▶ [Dataset records]
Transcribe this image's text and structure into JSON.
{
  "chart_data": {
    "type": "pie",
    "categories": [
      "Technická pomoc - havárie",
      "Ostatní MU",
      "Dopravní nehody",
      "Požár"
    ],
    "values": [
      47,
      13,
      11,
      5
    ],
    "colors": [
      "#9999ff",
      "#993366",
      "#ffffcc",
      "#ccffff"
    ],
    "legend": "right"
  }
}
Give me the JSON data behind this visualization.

---

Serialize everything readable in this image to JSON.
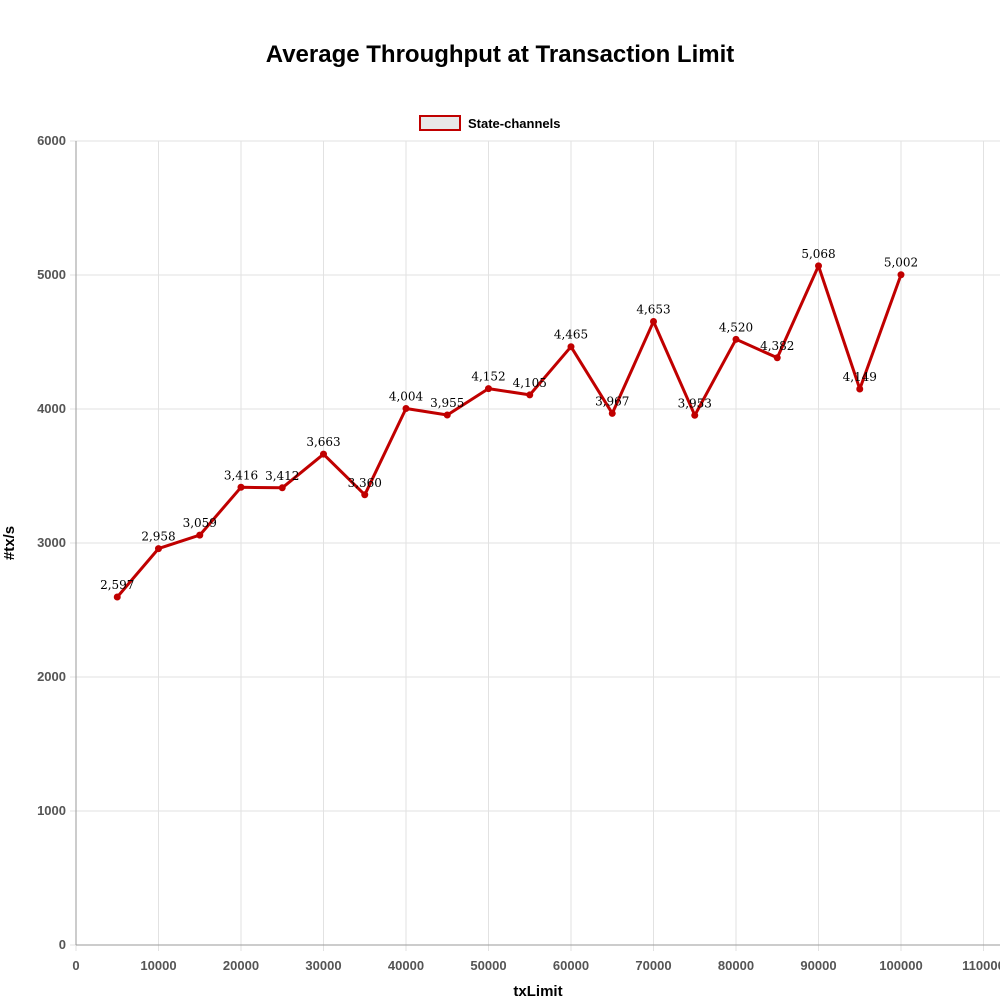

▶ [What you have to do] Give back exactly the lines running from the line that contains "Transcribe this image's" through the line that contains "Give me the", and nothing outside them.

▶ [Answer to this exercise]
Transcribe this image's text and structure into JSON.
{
  "chart_data": {
    "type": "pie",
    "categories": [
      "Technická pomoc - havárie",
      "Ostatní MU",
      "Dopravní nehody",
      "Požár"
    ],
    "values": [
      47,
      13,
      11,
      5
    ],
    "colors": [
      "#9999ff",
      "#993366",
      "#ffffcc",
      "#ccffff"
    ],
    "legend": "right"
  }
}
Give me the JSON data behind this visualization.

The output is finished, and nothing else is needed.